— DO THIS —
Print the lines of the records exactly as they appear, from the line that contains "silence-paragraph: Il est" up to and including the line that contains "intro-paragraph: Nous venons".

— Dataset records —
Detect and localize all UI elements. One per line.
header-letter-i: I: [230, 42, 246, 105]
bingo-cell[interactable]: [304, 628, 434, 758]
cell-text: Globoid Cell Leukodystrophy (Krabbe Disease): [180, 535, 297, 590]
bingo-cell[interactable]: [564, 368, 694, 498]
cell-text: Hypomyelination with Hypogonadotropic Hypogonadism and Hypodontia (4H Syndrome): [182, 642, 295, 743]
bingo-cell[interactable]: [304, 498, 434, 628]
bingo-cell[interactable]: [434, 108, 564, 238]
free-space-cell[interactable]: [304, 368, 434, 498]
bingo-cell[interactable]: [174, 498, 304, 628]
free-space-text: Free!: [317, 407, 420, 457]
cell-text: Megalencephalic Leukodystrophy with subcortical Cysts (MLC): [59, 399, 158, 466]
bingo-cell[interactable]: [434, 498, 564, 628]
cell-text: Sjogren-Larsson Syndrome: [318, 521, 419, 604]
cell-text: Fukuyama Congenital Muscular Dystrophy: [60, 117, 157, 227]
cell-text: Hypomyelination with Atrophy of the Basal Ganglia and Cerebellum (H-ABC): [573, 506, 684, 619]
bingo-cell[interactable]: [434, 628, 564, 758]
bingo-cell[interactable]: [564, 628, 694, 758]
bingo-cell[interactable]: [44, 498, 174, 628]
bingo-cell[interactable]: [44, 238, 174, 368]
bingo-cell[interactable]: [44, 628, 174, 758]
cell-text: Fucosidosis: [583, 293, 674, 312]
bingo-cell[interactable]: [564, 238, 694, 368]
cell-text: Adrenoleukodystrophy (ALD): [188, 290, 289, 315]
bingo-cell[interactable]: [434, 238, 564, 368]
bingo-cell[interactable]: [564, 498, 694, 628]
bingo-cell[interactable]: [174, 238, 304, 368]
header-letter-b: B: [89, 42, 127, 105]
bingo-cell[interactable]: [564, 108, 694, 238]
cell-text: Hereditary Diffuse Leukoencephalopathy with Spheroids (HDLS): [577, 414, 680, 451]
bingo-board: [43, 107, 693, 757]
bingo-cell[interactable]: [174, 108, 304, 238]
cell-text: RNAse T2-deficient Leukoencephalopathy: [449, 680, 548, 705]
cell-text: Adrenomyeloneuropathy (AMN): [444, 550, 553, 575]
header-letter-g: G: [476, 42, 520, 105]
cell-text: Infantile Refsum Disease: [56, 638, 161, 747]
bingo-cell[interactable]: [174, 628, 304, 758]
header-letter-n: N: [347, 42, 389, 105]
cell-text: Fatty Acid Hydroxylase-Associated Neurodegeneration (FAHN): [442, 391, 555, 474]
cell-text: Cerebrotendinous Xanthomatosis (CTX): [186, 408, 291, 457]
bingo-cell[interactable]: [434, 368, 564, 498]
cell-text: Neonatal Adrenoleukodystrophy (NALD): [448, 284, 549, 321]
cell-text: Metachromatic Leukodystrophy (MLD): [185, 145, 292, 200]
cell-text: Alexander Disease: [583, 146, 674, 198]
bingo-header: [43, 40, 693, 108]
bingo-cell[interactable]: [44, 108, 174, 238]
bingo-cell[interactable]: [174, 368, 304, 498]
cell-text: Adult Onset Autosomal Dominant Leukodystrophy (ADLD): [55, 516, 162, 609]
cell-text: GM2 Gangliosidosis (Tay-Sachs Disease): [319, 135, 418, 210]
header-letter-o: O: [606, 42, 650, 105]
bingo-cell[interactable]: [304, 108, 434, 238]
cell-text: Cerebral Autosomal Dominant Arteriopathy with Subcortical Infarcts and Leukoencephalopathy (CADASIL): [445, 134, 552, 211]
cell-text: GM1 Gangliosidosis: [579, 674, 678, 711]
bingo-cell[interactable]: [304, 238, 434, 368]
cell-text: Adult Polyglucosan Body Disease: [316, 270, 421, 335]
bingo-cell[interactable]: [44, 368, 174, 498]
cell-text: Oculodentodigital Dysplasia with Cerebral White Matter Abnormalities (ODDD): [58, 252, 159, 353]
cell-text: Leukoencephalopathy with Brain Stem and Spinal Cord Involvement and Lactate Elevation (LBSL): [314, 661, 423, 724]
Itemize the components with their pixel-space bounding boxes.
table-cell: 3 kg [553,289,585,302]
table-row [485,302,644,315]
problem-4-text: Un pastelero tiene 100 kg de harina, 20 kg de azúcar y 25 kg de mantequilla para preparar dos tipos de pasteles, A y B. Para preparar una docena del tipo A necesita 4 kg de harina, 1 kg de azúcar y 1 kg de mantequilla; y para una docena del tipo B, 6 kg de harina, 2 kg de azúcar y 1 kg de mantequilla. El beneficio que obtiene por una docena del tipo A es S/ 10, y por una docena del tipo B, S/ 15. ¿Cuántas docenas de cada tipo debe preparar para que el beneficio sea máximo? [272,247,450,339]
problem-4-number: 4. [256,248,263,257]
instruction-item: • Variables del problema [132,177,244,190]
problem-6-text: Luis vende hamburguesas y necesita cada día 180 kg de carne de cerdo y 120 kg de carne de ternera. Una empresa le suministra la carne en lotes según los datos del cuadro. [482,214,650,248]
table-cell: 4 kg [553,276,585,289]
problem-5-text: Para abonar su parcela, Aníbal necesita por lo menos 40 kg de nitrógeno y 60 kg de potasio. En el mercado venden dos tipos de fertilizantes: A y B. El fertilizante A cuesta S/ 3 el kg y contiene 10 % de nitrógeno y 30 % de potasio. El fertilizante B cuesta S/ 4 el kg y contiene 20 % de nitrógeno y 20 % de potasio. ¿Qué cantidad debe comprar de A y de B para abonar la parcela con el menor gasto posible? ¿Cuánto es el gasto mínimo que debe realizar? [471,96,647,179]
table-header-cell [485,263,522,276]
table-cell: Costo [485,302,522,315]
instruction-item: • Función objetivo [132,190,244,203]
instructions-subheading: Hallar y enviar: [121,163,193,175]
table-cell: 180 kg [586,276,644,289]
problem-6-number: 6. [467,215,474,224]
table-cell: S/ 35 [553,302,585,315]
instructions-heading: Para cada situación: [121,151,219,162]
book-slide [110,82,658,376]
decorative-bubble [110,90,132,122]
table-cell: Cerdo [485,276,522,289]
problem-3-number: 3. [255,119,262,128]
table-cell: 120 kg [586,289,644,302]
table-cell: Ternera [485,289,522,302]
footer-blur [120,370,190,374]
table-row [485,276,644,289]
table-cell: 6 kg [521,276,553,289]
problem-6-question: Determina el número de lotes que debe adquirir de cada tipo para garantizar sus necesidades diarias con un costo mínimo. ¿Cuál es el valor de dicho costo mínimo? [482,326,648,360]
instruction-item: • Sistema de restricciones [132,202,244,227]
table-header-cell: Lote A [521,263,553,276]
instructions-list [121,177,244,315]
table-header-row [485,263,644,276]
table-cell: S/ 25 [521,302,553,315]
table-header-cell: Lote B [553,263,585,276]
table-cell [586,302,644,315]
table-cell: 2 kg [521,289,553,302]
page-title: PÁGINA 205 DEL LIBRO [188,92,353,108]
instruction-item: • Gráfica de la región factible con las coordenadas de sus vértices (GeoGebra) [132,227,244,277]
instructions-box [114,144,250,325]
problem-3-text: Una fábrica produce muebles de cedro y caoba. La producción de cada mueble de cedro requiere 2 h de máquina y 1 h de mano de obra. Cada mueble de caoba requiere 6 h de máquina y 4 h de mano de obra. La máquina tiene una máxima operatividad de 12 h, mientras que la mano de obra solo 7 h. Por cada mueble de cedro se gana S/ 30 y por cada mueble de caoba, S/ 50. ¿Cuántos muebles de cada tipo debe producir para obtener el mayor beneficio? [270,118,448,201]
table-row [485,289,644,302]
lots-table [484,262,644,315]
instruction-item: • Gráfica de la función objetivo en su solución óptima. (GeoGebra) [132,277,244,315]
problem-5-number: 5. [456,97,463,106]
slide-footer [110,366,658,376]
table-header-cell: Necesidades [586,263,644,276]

==

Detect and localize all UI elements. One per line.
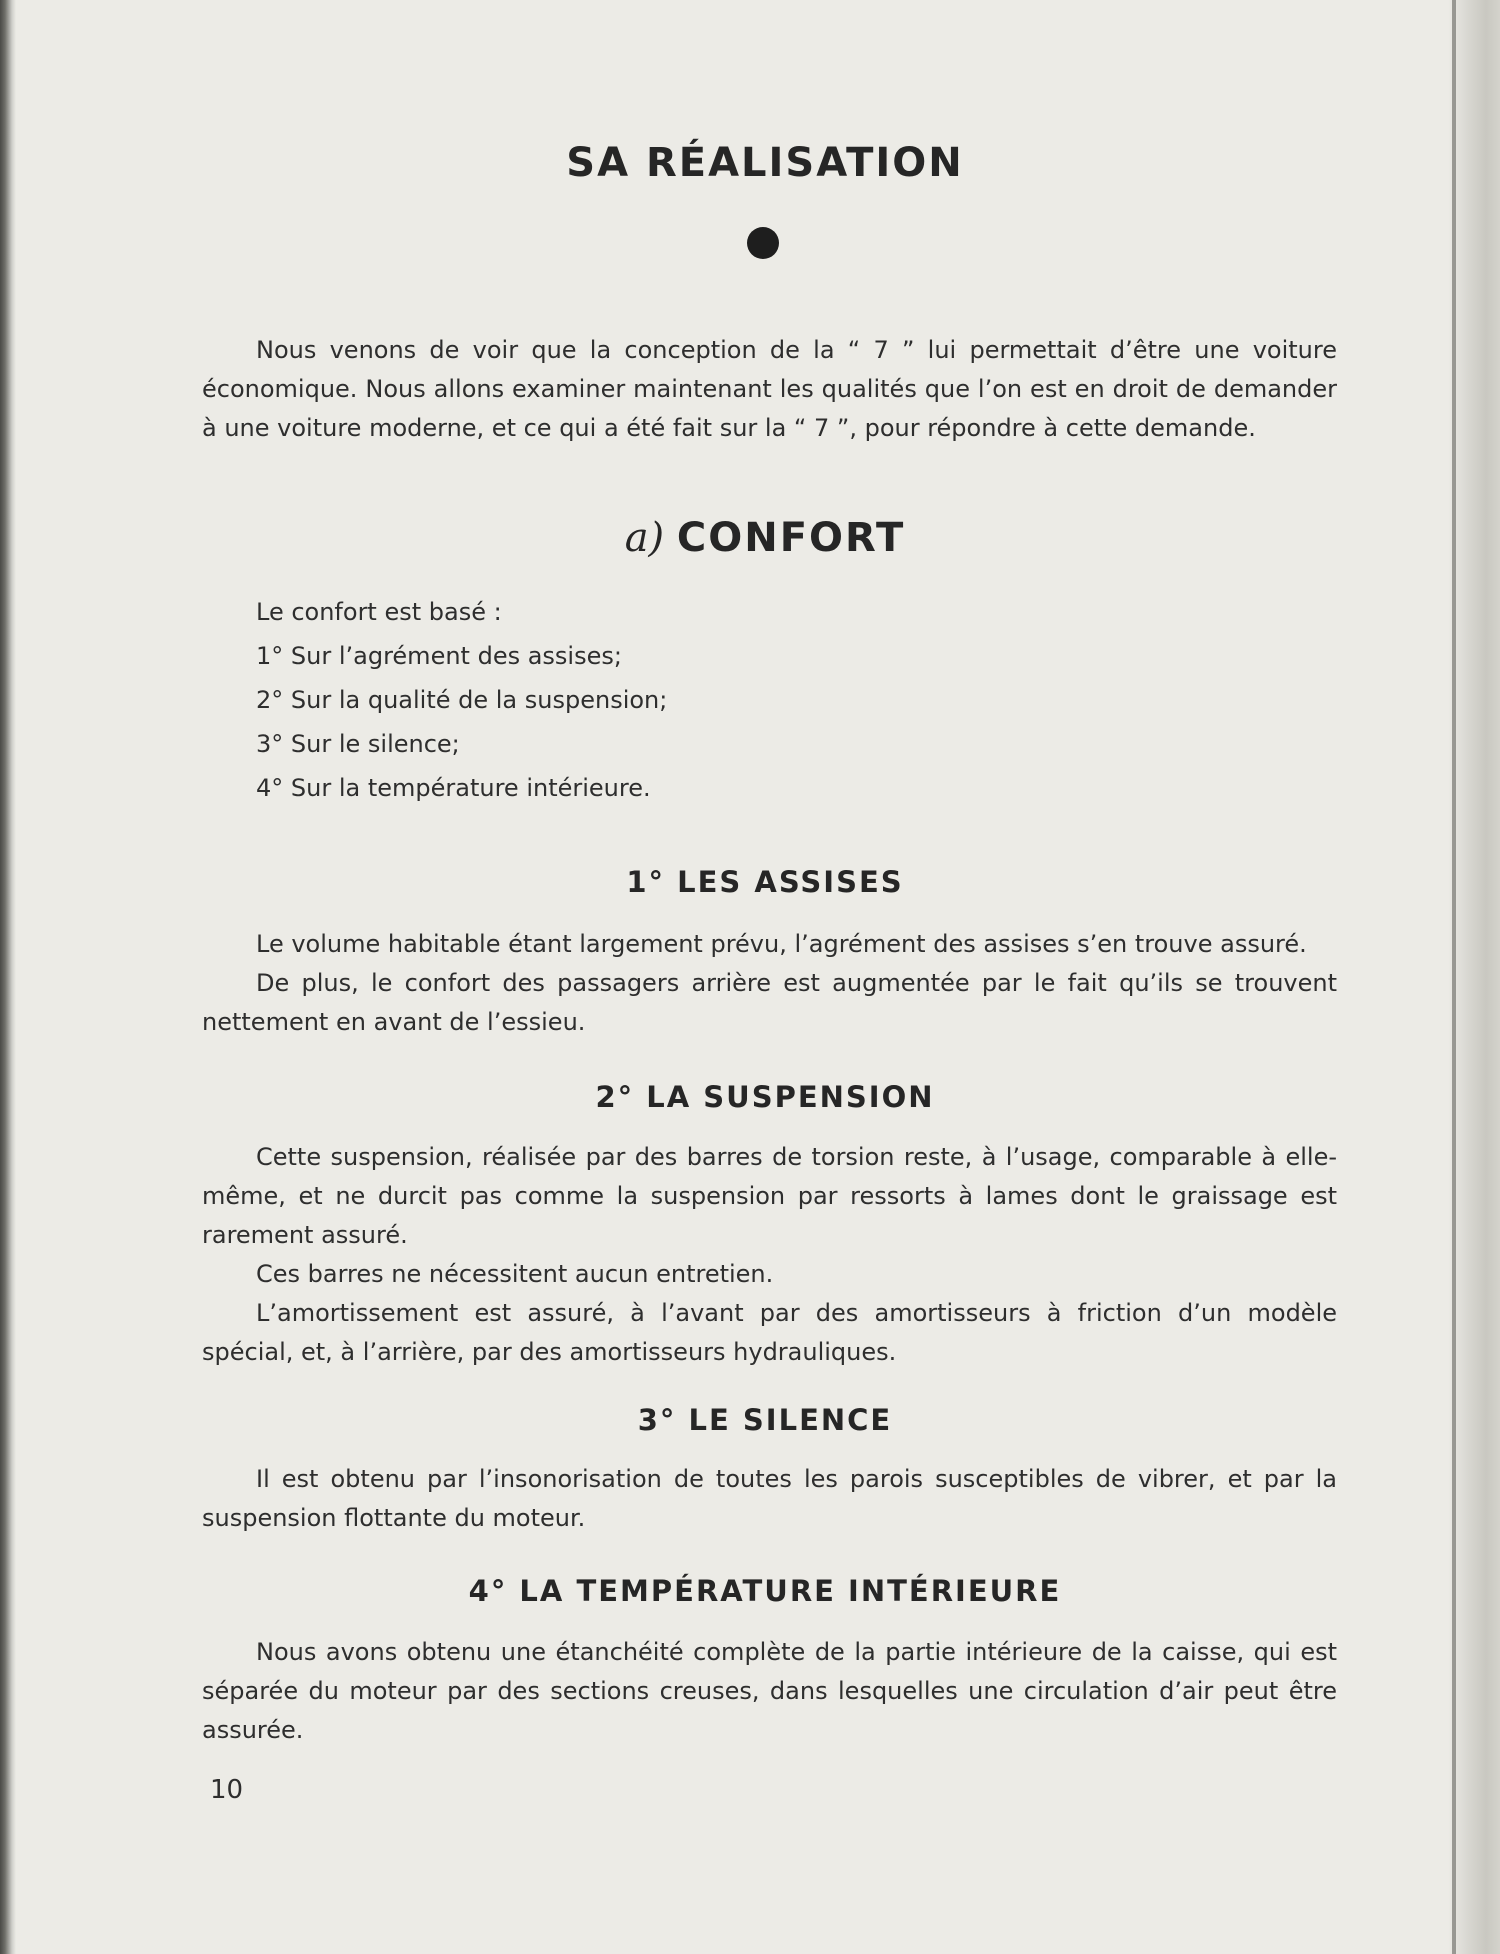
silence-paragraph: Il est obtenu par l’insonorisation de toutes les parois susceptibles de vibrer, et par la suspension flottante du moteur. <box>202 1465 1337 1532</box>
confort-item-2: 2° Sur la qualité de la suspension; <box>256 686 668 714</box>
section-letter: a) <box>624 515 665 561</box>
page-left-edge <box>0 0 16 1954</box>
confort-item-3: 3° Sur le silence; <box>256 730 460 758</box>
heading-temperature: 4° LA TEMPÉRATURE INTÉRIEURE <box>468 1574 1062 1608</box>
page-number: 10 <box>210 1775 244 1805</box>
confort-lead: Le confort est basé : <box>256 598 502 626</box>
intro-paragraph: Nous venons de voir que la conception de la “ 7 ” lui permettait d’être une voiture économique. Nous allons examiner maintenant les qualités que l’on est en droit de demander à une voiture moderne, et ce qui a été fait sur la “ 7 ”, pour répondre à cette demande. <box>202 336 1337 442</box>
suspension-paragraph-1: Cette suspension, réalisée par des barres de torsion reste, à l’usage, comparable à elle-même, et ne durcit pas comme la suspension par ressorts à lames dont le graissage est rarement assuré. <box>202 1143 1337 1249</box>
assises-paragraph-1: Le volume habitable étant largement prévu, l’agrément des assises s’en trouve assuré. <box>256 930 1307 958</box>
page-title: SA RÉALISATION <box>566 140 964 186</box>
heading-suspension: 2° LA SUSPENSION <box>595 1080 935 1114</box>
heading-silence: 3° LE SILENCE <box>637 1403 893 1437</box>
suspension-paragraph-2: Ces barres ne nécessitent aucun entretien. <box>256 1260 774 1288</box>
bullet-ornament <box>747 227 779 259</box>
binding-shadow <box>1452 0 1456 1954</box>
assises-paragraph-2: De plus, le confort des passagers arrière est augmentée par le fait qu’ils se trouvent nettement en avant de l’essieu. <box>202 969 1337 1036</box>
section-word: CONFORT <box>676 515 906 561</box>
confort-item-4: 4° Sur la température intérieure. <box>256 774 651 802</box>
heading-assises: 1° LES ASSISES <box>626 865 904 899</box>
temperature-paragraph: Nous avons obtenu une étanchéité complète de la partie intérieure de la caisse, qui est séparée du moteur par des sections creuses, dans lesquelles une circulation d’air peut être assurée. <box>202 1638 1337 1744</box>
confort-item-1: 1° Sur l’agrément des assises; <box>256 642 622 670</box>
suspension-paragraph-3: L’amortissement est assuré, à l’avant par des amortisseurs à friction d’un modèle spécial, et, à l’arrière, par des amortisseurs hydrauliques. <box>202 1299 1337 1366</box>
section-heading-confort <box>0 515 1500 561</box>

— SOLUTION TO THIS PROBLEM —
silence-paragraph: Il est obtenu par l’insonorisation de toutes les parois susceptibles de vibrer, et par la suspension flottante du moteur. <box>202 1465 1337 1532</box>
confort-item-2: 2° Sur la qualité de la suspension; <box>256 686 668 714</box>
section-letter: a) <box>624 515 665 561</box>
page-left-edge <box>0 0 16 1954</box>
confort-item-3: 3° Sur le silence; <box>256 730 460 758</box>
heading-temperature: 4° LA TEMPÉRATURE INTÉRIEURE <box>468 1574 1062 1608</box>
page-number: 10 <box>210 1775 244 1805</box>
confort-lead: Le confort est basé : <box>256 598 502 626</box>
intro-paragraph: Nous venons de voir que la conception de la “ 7 ” lui permettait d’être une voiture économique. Nous allons examiner maintenant les qualités que l’on est en droit de demander à une voiture moderne, et ce qui a été fait sur la “ 7 ”, pour répondre à cette demande. <box>202 336 1337 442</box>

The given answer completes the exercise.